__Directive__: Read the listing and extract each line that includes the word "предпринимателем".
==*==
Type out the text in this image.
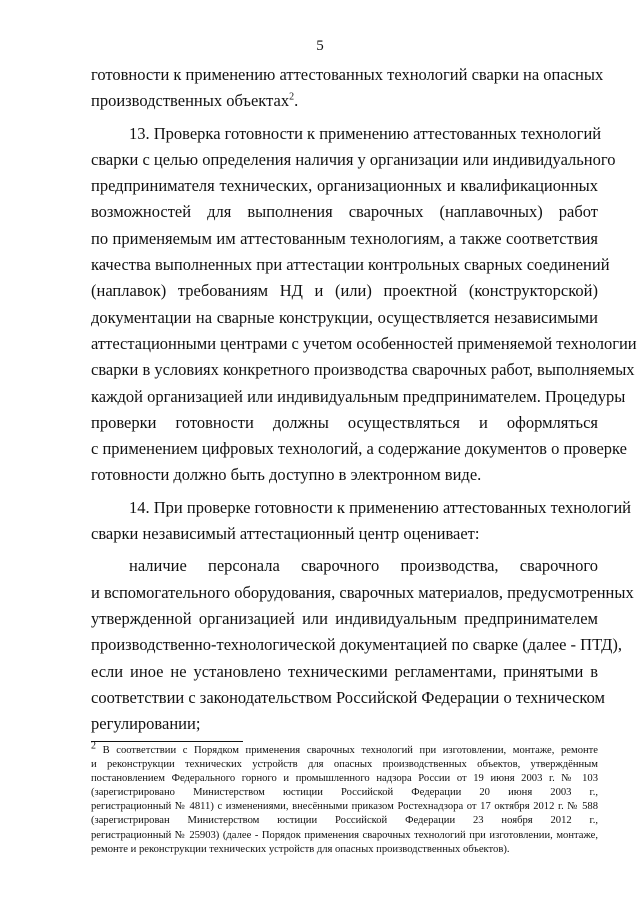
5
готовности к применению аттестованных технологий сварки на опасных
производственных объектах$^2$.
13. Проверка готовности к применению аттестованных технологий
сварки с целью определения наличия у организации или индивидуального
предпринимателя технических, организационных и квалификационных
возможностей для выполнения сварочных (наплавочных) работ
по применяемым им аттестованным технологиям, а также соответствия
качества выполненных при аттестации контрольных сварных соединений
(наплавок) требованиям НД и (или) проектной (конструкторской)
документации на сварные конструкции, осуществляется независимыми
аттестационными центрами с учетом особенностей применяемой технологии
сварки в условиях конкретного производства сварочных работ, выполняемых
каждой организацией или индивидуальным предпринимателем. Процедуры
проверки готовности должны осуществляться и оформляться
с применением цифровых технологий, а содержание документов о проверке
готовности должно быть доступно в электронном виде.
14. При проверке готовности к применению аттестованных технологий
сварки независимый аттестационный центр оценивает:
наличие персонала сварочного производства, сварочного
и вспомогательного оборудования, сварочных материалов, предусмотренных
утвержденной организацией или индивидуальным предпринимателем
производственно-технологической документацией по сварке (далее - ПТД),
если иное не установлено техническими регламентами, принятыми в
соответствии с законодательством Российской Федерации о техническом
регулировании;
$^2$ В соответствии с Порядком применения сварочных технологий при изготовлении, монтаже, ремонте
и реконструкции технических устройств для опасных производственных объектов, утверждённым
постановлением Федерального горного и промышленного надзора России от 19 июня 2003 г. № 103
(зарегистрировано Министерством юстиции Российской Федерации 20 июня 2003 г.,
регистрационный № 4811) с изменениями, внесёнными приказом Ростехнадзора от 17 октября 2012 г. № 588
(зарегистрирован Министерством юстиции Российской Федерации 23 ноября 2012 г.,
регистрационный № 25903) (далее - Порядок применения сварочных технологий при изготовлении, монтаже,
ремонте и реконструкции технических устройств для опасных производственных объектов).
==*==
__Solution below__:
каждой организацией или индивидуальным предпринимателем. Процедуры
утвержденной организацией или индивидуальным предпринимателем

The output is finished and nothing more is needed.